保存済みのデータ項目:
- - - - -

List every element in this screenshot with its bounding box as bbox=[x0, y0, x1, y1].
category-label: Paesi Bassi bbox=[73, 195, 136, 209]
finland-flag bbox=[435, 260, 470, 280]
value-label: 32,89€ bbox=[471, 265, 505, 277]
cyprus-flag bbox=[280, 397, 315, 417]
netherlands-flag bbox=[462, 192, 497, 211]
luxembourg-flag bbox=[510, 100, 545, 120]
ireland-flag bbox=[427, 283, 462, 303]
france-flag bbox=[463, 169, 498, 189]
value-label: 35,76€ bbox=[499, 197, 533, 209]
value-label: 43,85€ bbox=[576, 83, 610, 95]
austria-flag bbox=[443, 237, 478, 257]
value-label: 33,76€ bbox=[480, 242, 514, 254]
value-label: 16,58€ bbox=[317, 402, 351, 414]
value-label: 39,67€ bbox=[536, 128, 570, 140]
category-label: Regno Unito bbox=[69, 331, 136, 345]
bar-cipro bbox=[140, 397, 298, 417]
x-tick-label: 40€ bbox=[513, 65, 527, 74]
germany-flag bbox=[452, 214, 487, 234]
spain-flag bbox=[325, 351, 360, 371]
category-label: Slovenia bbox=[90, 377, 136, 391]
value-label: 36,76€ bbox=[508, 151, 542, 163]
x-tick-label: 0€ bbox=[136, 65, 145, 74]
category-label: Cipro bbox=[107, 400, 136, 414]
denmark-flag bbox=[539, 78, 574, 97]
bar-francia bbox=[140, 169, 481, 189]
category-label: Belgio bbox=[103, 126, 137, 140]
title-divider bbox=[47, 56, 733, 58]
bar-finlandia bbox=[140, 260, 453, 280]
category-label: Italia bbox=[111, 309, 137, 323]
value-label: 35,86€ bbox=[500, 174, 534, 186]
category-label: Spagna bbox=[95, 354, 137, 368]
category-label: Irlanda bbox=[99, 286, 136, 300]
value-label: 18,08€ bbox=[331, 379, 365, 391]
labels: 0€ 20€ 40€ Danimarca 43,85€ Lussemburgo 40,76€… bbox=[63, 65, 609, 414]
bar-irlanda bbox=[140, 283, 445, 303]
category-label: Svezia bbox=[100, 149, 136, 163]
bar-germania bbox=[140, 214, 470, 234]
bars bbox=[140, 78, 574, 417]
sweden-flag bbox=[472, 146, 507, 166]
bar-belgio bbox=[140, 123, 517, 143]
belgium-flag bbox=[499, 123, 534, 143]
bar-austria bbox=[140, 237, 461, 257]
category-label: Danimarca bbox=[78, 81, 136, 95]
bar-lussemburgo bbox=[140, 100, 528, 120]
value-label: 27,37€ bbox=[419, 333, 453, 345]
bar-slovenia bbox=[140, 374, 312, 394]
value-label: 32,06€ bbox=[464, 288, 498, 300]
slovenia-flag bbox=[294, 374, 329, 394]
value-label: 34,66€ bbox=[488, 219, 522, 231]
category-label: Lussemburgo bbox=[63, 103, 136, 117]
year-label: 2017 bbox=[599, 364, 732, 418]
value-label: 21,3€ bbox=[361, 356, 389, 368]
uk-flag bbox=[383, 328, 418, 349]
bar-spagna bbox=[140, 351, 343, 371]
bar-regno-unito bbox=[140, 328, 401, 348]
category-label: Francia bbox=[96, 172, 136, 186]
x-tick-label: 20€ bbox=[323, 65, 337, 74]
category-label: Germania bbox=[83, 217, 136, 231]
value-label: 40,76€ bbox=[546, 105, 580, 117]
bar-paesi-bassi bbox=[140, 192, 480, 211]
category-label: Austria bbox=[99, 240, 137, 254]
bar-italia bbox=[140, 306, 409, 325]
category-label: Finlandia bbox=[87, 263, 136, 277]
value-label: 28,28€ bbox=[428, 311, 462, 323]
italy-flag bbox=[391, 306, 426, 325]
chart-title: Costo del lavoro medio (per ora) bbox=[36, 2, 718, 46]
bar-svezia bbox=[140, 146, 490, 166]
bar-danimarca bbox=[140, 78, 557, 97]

- - - - -

*指示文*.
上のデータすべてについて、「category-label」を「country-label」に置き換え、ほかは一切変えずに全行をもう一度書き出してもらえますか？

*最終回答*.
List every element in this screenshot with its bounding box as bbox=[x0, y0, x1, y1].
country-label: Paesi Bassi bbox=[73, 195, 136, 209]
finland-flag bbox=[435, 260, 470, 280]
value-label: 32,89€ bbox=[471, 265, 505, 277]
cyprus-flag bbox=[280, 397, 315, 417]
netherlands-flag bbox=[462, 192, 497, 211]
luxembourg-flag bbox=[510, 100, 545, 120]
ireland-flag bbox=[427, 283, 462, 303]
france-flag bbox=[463, 169, 498, 189]
value-label: 35,76€ bbox=[499, 197, 533, 209]
value-label: 43,85€ bbox=[576, 83, 610, 95]
austria-flag bbox=[443, 237, 478, 257]
value-label: 33,76€ bbox=[480, 242, 514, 254]
value-label: 16,58€ bbox=[317, 402, 351, 414]
value-label: 39,67€ bbox=[536, 128, 570, 140]
country-label: Regno Unito bbox=[69, 331, 136, 345]
bar-cipro bbox=[140, 397, 298, 417]
x-tick-label: 40€ bbox=[513, 65, 527, 74]
germany-flag bbox=[452, 214, 487, 234]
spain-flag bbox=[325, 351, 360, 371]
country-label: Slovenia bbox=[90, 377, 136, 391]
value-label: 36,76€ bbox=[508, 151, 542, 163]
x-tick-label: 0€ bbox=[136, 65, 145, 74]
country-label: Cipro bbox=[107, 400, 136, 414]
denmark-flag bbox=[539, 78, 574, 97]
bar-francia bbox=[140, 169, 481, 189]
country-label: Belgio bbox=[103, 126, 137, 140]
title-divider bbox=[47, 56, 733, 58]
bar-finlandia bbox=[140, 260, 453, 280]
country-label: Italia bbox=[111, 309, 137, 323]
value-label: 35,86€ bbox=[500, 174, 534, 186]
country-label: Spagna bbox=[95, 354, 137, 368]
country-label: Irlanda bbox=[99, 286, 136, 300]
value-label: 18,08€ bbox=[331, 379, 365, 391]
labels: 0€ 20€ 40€ Danimarca 43,85€ Lussemburgo 40,76€… bbox=[63, 65, 609, 414]
bar-irlanda bbox=[140, 283, 445, 303]
country-label: Svezia bbox=[100, 149, 136, 163]
bar-germania bbox=[140, 214, 470, 234]
bars bbox=[140, 78, 574, 417]
sweden-flag bbox=[472, 146, 507, 166]
bar-belgio bbox=[140, 123, 517, 143]
belgium-flag bbox=[499, 123, 534, 143]
bar-austria bbox=[140, 237, 461, 257]
country-label: Danimarca bbox=[78, 81, 136, 95]
bar-lussemburgo bbox=[140, 100, 528, 120]
value-label: 27,37€ bbox=[419, 333, 453, 345]
bar-slovenia bbox=[140, 374, 312, 394]
value-label: 32,06€ bbox=[464, 288, 498, 300]
slovenia-flag bbox=[294, 374, 329, 394]
value-label: 34,66€ bbox=[488, 219, 522, 231]
country-label: Lussemburgo bbox=[63, 103, 136, 117]
year-label: 2017 bbox=[599, 364, 732, 418]
value-label: 21,3€ bbox=[361, 356, 389, 368]
uk-flag bbox=[383, 328, 418, 349]
bar-spagna bbox=[140, 351, 343, 371]
bar-regno-unito bbox=[140, 328, 401, 348]
country-label: Francia bbox=[96, 172, 136, 186]
x-tick-label: 20€ bbox=[323, 65, 337, 74]
country-label: Germania bbox=[83, 217, 136, 231]
value-label: 40,76€ bbox=[546, 105, 580, 117]
bar-paesi-bassi bbox=[140, 192, 480, 211]
country-label: Austria bbox=[99, 240, 137, 254]
bar-italia bbox=[140, 306, 409, 325]
country-label: Finlandia bbox=[87, 263, 136, 277]
value-label: 28,28€ bbox=[428, 311, 462, 323]
italy-flag bbox=[391, 306, 426, 325]
chart-title: Costo del lavoro medio (per ora) bbox=[36, 2, 718, 46]
bar-svezia bbox=[140, 146, 490, 166]
bar-danimarca bbox=[140, 78, 557, 97]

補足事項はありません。